• Problem requirements:
Quote, verbatim, all material below, without pictures.

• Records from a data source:
----------

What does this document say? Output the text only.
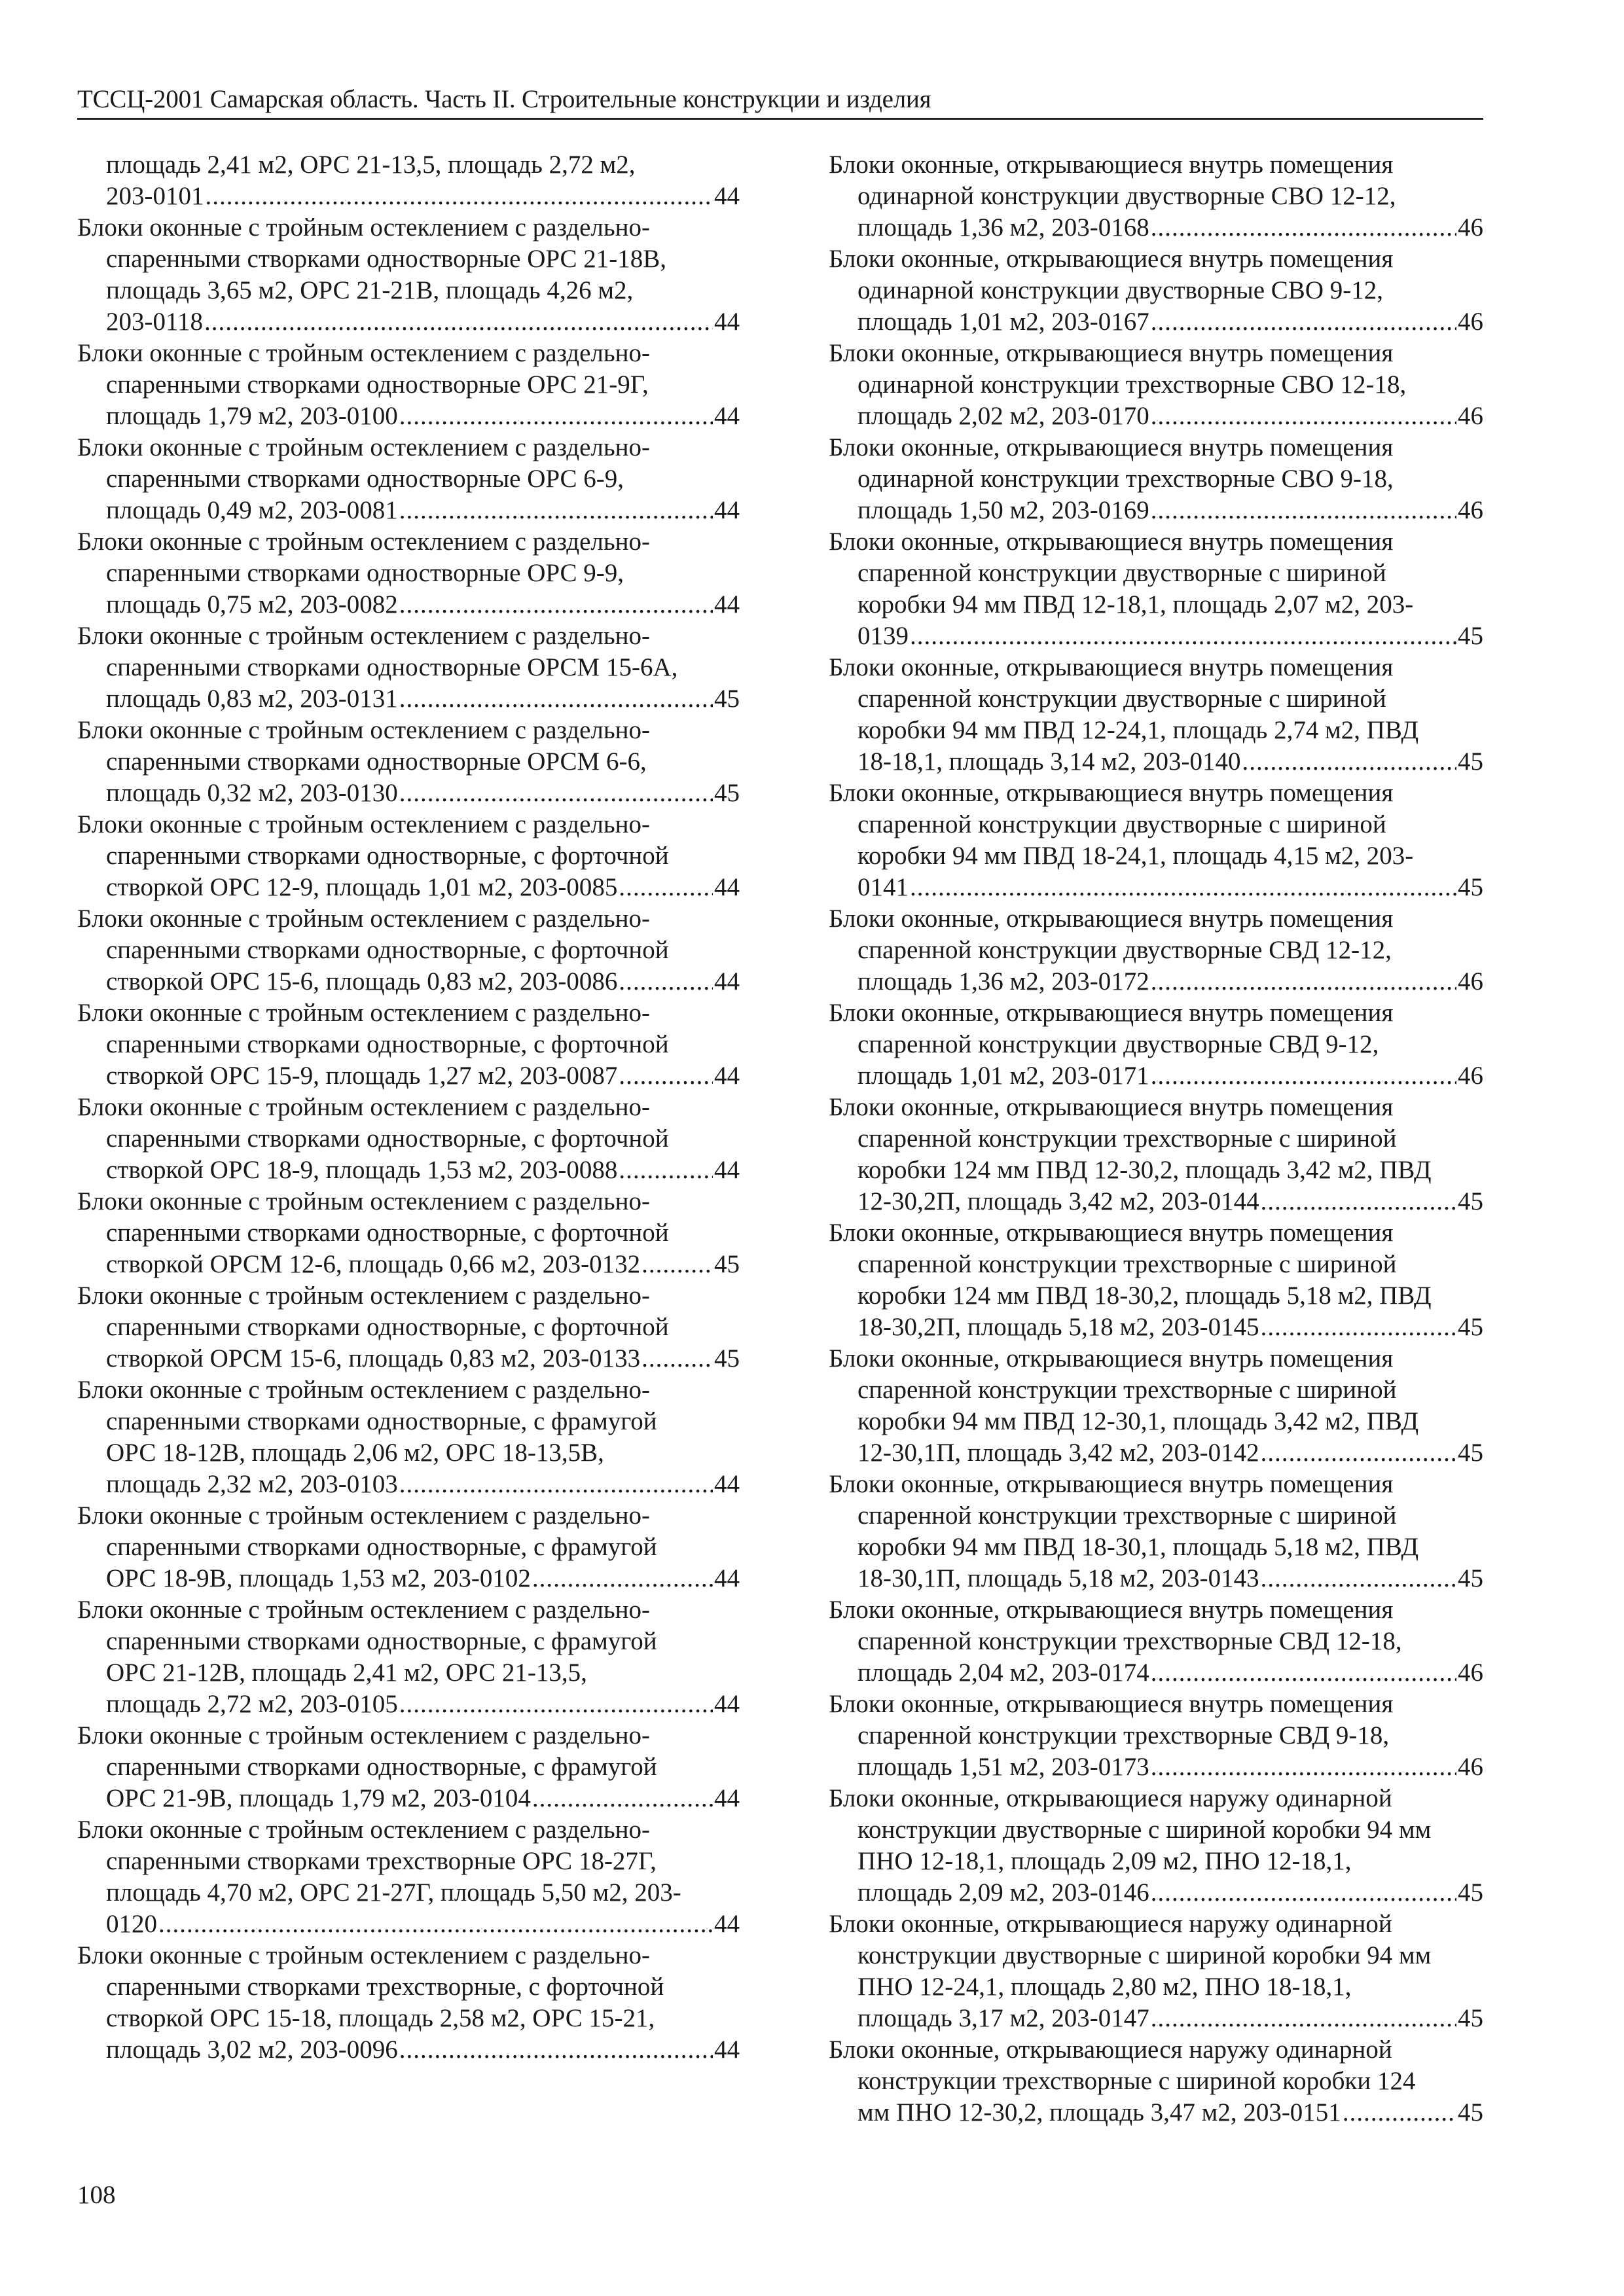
ТССЦ-2001 Самарская область. Часть II. Строительные конструкции и изделия
площадь 2,41 м2, ОРС 21-13,5, площадь 2,72 м2,
203-0101 .....	44
Блоки оконные с тройным остеклением с раздельно-
спаренными створками одностворные ОРС 21-18В,
площадь 3,65 м2, ОРС 21-21В, площадь 4,26 м2,
203-0118 .....	44
Блоки оконные с тройным остеклением с раздельно-
спаренными створками одностворные ОРС 21-9Г,
площадь 1,79 м2, 203-0100 .....	44
Блоки оконные с тройным остеклением с раздельно-
спаренными створками одностворные ОРС 6-9,
площадь 0,49 м2, 203-0081 .....	44
Блоки оконные с тройным остеклением с раздельно-
спаренными створками одностворные ОРС 9-9,
площадь 0,75 м2, 203-0082 .....	44
Блоки оконные с тройным остеклением с раздельно-
спаренными створками одностворные ОРСМ 15-6А,
площадь 0,83 м2, 203-0131 .....	45
Блоки оконные с тройным остеклением с раздельно-
спаренными створками одностворные ОРСМ 6-6,
площадь 0,32 м2, 203-0130 .....	45
Блоки оконные с тройным остеклением с раздельно-
спаренными створками одностворные, с форточной
створкой ОРС 12-9, площадь 1,01 м2, 203-0085 .....	44
Блоки оконные с тройным остеклением с раздельно-
спаренными створками одностворные, с форточной
створкой ОРС 15-6, площадь 0,83 м2, 203-0086 .....	44
Блоки оконные с тройным остеклением с раздельно-
спаренными створками одностворные, с форточной
створкой ОРС 15-9, площадь 1,27 м2, 203-0087 .....	44
Блоки оконные с тройным остеклением с раздельно-
спаренными створками одностворные, с форточной
створкой ОРС 18-9, площадь 1,53 м2, 203-0088 .....	44
Блоки оконные с тройным остеклением с раздельно-
спаренными створками одностворные, с форточной
створкой ОРСМ 12-6, площадь 0,66 м2, 203-0132 .....	45
Блоки оконные с тройным остеклением с раздельно-
спаренными створками одностворные, с форточной
створкой ОРСМ 15-6, площадь 0,83 м2, 203-0133 .....	45
Блоки оконные с тройным остеклением с раздельно-
спаренными створками одностворные, с фрамугой
ОРС 18-12В, площадь 2,06 м2, ОРС 18-13,5В,
площадь 2,32 м2, 203-0103 .....	44
Блоки оконные с тройным остеклением с раздельно-
спаренными створками одностворные, с фрамугой
ОРС 18-9В, площадь 1,53 м2, 203-0102 .....	44
Блоки оконные с тройным остеклением с раздельно-
спаренными створками одностворные, с фрамугой
ОРС 21-12В, площадь 2,41 м2, ОРС 21-13,5,
площадь 2,72 м2, 203-0105 .....	44
Блоки оконные с тройным остеклением с раздельно-
спаренными створками одностворные, с фрамугой
ОРС 21-9В, площадь 1,79 м2, 203-0104 .....	44
Блоки оконные с тройным остеклением с раздельно-
спаренными створками трехстворные ОРС 18-27Г,
площадь 4,70 м2, ОРС 21-27Г, площадь 5,50 м2, 203-
0120 .....	44
Блоки оконные с тройным остеклением с раздельно-
спаренными створками трехстворные, с форточной
створкой ОРС 15-18, площадь 2,58 м2, ОРС 15-21,
площадь 3,02 м2, 203-0096 .....	44
Блоки оконные, открывающиеся внутрь помещения
одинарной конструкции двустворные СВО 12-12,
площадь 1,36 м2, 203-0168 .....	46
Блоки оконные, открывающиеся внутрь помещения
одинарной конструкции двустворные СВО 9-12,
площадь 1,01 м2, 203-0167 .....	46
Блоки оконные, открывающиеся внутрь помещения
одинарной конструкции трехстворные СВО 12-18,
площадь 2,02 м2, 203-0170 .....	46
Блоки оконные, открывающиеся внутрь помещения
одинарной конструкции трехстворные СВО 9-18,
площадь 1,50 м2, 203-0169 .....	46
Блоки оконные, открывающиеся внутрь помещения
спаренной конструкции двустворные с шириной
коробки 94 мм ПВД 12-18,1, площадь 2,07 м2, 203-
0139 .....	45
Блоки оконные, открывающиеся внутрь помещения
спаренной конструкции двустворные с шириной
коробки 94 мм ПВД 12-24,1, площадь 2,74 м2, ПВД
18-18,1, площадь 3,14 м2, 203-0140 .....	45
Блоки оконные, открывающиеся внутрь помещения
спаренной конструкции двустворные с шириной
коробки 94 мм ПВД 18-24,1, площадь 4,15 м2, 203-
0141 .....	45
Блоки оконные, открывающиеся внутрь помещения
спаренной конструкции двустворные СВД 12-12,
площадь 1,36 м2, 203-0172 .....	46
Блоки оконные, открывающиеся внутрь помещения
спаренной конструкции двустворные СВД 9-12,
площадь 1,01 м2, 203-0171 .....	46
Блоки оконные, открывающиеся внутрь помещения
спаренной конструкции трехстворные с шириной
коробки 124 мм ПВД 12-30,2, площадь 3,42 м2, ПВД
12-30,2П, площадь 3,42 м2, 203-0144 .....	45
Блоки оконные, открывающиеся внутрь помещения
спаренной конструкции трехстворные с шириной
коробки 124 мм ПВД 18-30,2, площадь 5,18 м2, ПВД
18-30,2П, площадь 5,18 м2, 203-0145 .....	45
Блоки оконные, открывающиеся внутрь помещения
спаренной конструкции трехстворные с шириной
коробки 94 мм ПВД 12-30,1, площадь 3,42 м2, ПВД
12-30,1П, площадь 3,42 м2, 203-0142 .....	45
Блоки оконные, открывающиеся внутрь помещения
спаренной конструкции трехстворные с шириной
коробки 94 мм ПВД 18-30,1, площадь 5,18 м2, ПВД
18-30,1П, площадь 5,18 м2, 203-0143 .....	45
Блоки оконные, открывающиеся внутрь помещения
спаренной конструкции трехстворные СВД 12-18,
площадь 2,04 м2, 203-0174 .....	46
Блоки оконные, открывающиеся внутрь помещения
спаренной конструкции трехстворные СВД 9-18,
площадь 1,51 м2, 203-0173 .....	46
Блоки оконные, открывающиеся наружу одинарной
конструкции двустворные с шириной коробки 94 мм
ПНО 12-18,1, площадь 2,09 м2, ПНО 12-18,1,
площадь 2,09 м2, 203-0146 .....	45
Блоки оконные, открывающиеся наружу одинарной
конструкции двустворные с шириной коробки 94 мм
ПНО 12-24,1, площадь 2,80 м2, ПНО 18-18,1,
площадь 3,17 м2, 203-0147 .....	45
Блоки оконные, открывающиеся наружу одинарной
конструкции трехстворные с шириной коробки 124
мм ПНО 12-30,2, площадь 3,47 м2, 203-0151 .....	45
108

----------

• Expected output:
What does this document say? Output the text only.
ТССЦ-2001 Самарская область. Часть II. Строительные конструкции и изделия
площадь 2,41 м2, ОРС 21-13,5, площадь 2,72 м2,
203-0101 .....	44
Блоки оконные с тройным остеклением с раздельно-
спаренными створками одностворные ОРС 21-18В,
площадь 3,65 м2, ОРС 21-21В, площадь 4,26 м2,
203-0118 .....	44
Блоки оконные с тройным остеклением с раздельно-
спаренными створками одностворные ОРС 21-9Г,
площадь 1,79 м2, 203-0100 .....	44
Блоки оконные с тройным остеклением с раздельно-
спаренными створками одностворные ОРС 6-9,
площадь 0,49 м2, 203-0081 .....	44
Блоки оконные с тройным остеклением с раздельно-
спаренными створками одностворные ОРС 9-9,
площадь 0,75 м2, 203-0082 .....	44
Блоки оконные с тройным остеклением с раздельно-
спаренными створками одностворные ОРСМ 15-6А,
площадь 0,83 м2, 203-0131 .....	45
Блоки оконные с тройным остеклением с раздельно-
спаренными створками одностворные ОРСМ 6-6,
площадь 0,32 м2, 203-0130 .....	45
Блоки оконные с тройным остеклением с раздельно-
спаренными створками одностворные, с форточной
створкой ОРС 12-9, площадь 1,01 м2, 203-0085 .....	44
Блоки оконные с тройным остеклением с раздельно-
спаренными створками одностворные, с форточной
створкой ОРС 15-6, площадь 0,83 м2, 203-0086 .....	44
Блоки оконные с тройным остеклением с раздельно-
спаренными створками одностворные, с форточной
створкой ОРС 15-9, площадь 1,27 м2, 203-0087 .....	44
Блоки оконные с тройным остеклением с раздельно-
спаренными створками одностворные, с форточной
створкой ОРС 18-9, площадь 1,53 м2, 203-0088 .....	44
Блоки оконные с тройным остеклением с раздельно-
спаренными створками одностворные, с форточной
створкой ОРСМ 12-6, площадь 0,66 м2, 203-0132 .....	45
Блоки оконные с тройным остеклением с раздельно-
спаренными створками одностворные, с форточной
створкой ОРСМ 15-6, площадь 0,83 м2, 203-0133 .....	45
Блоки оконные с тройным остеклением с раздельно-
спаренными створками одностворные, с фрамугой
ОРС 18-12В, площадь 2,06 м2, ОРС 18-13,5В,
площадь 2,32 м2, 203-0103 .....	44
Блоки оконные с тройным остеклением с раздельно-
спаренными створками одностворные, с фрамугой
ОРС 18-9В, площадь 1,53 м2, 203-0102 .....	44
Блоки оконные с тройным остеклением с раздельно-
спаренными створками одностворные, с фрамугой
ОРС 21-12В, площадь 2,41 м2, ОРС 21-13,5,
площадь 2,72 м2, 203-0105 .....	44
Блоки оконные с тройным остеклением с раздельно-
спаренными створками одностворные, с фрамугой
ОРС 21-9В, площадь 1,79 м2, 203-0104 .....	44
Блоки оконные с тройным остеклением с раздельно-
спаренными створками трехстворные ОРС 18-27Г,
площадь 4,70 м2, ОРС 21-27Г, площадь 5,50 м2, 203-
0120 .....	44
Блоки оконные с тройным остеклением с раздельно-
спаренными створками трехстворные, с форточной
створкой ОРС 15-18, площадь 2,58 м2, ОРС 15-21,
площадь 3,02 м2, 203-0096 .....	44
Блоки оконные, открывающиеся внутрь помещения
одинарной конструкции двустворные СВО 12-12,
площадь 1,36 м2, 203-0168 .....	46
Блоки оконные, открывающиеся внутрь помещения
одинарной конструкции двустворные СВО 9-12,
площадь 1,01 м2, 203-0167 .....	46
Блоки оконные, открывающиеся внутрь помещения
одинарной конструкции трехстворные СВО 12-18,
площадь 2,02 м2, 203-0170 .....	46
Блоки оконные, открывающиеся внутрь помещения
одинарной конструкции трехстворные СВО 9-18,
площадь 1,50 м2, 203-0169 .....	46
Блоки оконные, открывающиеся внутрь помещения
спаренной конструкции двустворные с шириной
коробки 94 мм ПВД 12-18,1, площадь 2,07 м2, 203-
0139 .....	45
Блоки оконные, открывающиеся внутрь помещения
спаренной конструкции двустворные с шириной
коробки 94 мм ПВД 12-24,1, площадь 2,74 м2, ПВД
18-18,1, площадь 3,14 м2, 203-0140 .....	45
Блоки оконные, открывающиеся внутрь помещения
спаренной конструкции двустворные с шириной
коробки 94 мм ПВД 18-24,1, площадь 4,15 м2, 203-
0141 .....	45
Блоки оконные, открывающиеся внутрь помещения
спаренной конструкции двустворные СВД 12-12,
площадь 1,36 м2, 203-0172 .....	46
Блоки оконные, открывающиеся внутрь помещения
спаренной конструкции двустворные СВД 9-12,
площадь 1,01 м2, 203-0171 .....	46
Блоки оконные, открывающиеся внутрь помещения
спаренной конструкции трехстворные с шириной
коробки 124 мм ПВД 12-30,2, площадь 3,42 м2, ПВД
12-30,2П, площадь 3,42 м2, 203-0144 .....	45
Блоки оконные, открывающиеся внутрь помещения
спаренной конструкции трехстворные с шириной
коробки 124 мм ПВД 18-30,2, площадь 5,18 м2, ПВД
18-30,2П, площадь 5,18 м2, 203-0145 .....	45
Блоки оконные, открывающиеся внутрь помещения
спаренной конструкции трехстворные с шириной
коробки 94 мм ПВД 12-30,1, площадь 3,42 м2, ПВД
12-30,1П, площадь 3,42 м2, 203-0142 .....	45
Блоки оконные, открывающиеся внутрь помещения
спаренной конструкции трехстворные с шириной
коробки 94 мм ПВД 18-30,1, площадь 5,18 м2, ПВД
18-30,1П, площадь 5,18 м2, 203-0143 .....	45
Блоки оконные, открывающиеся внутрь помещения
спаренной конструкции трехстворные СВД 12-18,
площадь 2,04 м2, 203-0174 .....	46
Блоки оконные, открывающиеся внутрь помещения
спаренной конструкции трехстворные СВД 9-18,
площадь 1,51 м2, 203-0173 .....	46
Блоки оконные, открывающиеся наружу одинарной
конструкции двустворные с шириной коробки 94 мм
ПНО 12-18,1, площадь 2,09 м2, ПНО 12-18,1,
площадь 2,09 м2, 203-0146 .....	45
Блоки оконные, открывающиеся наружу одинарной
конструкции двустворные с шириной коробки 94 мм
ПНО 12-24,1, площадь 2,80 м2, ПНО 18-18,1,
площадь 3,17 м2, 203-0147 .....	45
Блоки оконные, открывающиеся наружу одинарной
конструкции трехстворные с шириной коробки 124
мм ПНО 12-30,2, площадь 3,47 м2, 203-0151 .....	45
108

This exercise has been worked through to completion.